** Start of Data extract **

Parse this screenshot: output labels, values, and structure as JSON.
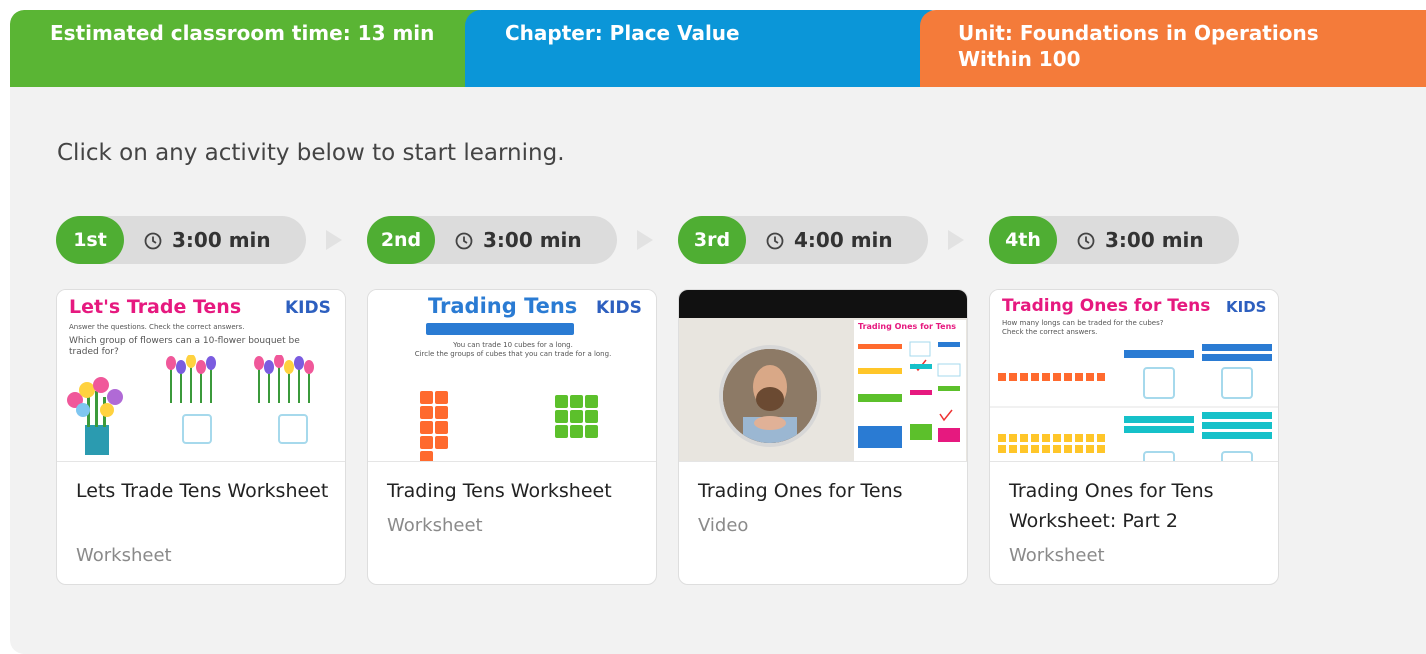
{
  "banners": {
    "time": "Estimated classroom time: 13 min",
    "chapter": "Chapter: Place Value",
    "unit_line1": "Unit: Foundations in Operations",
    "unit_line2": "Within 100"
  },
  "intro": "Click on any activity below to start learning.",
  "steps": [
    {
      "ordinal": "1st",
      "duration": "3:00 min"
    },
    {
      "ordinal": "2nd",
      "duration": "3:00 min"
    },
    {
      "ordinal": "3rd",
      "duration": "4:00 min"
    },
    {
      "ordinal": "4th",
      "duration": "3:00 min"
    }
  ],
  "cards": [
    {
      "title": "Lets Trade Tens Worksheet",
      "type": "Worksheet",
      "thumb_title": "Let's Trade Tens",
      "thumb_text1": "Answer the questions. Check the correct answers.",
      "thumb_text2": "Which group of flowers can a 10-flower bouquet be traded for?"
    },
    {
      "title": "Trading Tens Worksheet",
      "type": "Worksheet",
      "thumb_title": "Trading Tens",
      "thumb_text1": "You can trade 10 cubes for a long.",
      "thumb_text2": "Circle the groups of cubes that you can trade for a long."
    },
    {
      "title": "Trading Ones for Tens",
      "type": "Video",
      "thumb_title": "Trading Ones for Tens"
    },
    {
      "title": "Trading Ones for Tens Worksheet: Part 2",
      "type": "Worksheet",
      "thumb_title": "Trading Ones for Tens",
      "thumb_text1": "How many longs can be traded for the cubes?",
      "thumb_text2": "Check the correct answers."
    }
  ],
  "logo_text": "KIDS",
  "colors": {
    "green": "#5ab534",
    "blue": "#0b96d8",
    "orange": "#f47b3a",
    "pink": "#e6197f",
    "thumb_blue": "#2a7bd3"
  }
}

** End of Data extract **
** Start of Data extract **

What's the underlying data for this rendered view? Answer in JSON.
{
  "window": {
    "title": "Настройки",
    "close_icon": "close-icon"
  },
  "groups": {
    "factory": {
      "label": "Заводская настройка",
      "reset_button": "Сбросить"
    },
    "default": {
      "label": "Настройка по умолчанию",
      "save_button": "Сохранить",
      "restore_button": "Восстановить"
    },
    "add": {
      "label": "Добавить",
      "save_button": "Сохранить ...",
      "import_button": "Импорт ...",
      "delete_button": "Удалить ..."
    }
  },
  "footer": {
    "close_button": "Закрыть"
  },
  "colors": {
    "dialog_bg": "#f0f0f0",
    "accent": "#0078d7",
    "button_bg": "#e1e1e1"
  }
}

** End of Data extract **
** Start of Data extract **

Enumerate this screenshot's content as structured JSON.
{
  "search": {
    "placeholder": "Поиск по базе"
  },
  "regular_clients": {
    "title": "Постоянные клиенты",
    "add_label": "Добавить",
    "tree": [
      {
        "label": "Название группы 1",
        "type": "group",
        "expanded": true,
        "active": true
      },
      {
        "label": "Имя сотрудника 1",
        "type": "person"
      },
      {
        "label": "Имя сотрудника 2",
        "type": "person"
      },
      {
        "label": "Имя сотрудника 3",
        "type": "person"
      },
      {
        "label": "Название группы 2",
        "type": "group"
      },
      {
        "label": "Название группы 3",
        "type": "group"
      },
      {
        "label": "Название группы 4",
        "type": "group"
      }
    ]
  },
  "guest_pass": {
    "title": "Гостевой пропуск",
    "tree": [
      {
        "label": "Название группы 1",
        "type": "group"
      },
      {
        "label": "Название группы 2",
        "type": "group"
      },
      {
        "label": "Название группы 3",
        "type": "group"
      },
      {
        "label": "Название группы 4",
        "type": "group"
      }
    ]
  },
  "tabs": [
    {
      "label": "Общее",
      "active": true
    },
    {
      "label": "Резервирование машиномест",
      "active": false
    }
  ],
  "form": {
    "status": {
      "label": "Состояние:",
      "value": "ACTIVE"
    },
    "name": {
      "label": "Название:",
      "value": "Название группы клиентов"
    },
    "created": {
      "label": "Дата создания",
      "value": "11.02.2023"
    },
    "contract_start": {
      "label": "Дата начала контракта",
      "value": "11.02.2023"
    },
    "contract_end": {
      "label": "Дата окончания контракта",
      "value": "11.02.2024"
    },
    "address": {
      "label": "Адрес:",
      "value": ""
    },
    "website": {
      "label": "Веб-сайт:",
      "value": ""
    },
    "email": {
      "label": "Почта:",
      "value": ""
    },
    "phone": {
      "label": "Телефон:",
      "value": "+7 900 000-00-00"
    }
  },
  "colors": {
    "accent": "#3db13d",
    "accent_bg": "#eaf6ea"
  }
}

** End of Data extract **

— Your objective —
Gather each line holding the string "groups".

— Result for this task —
      "thumb_text2": "Circle the groups of cubes that you can trade for a long."
  "groups": {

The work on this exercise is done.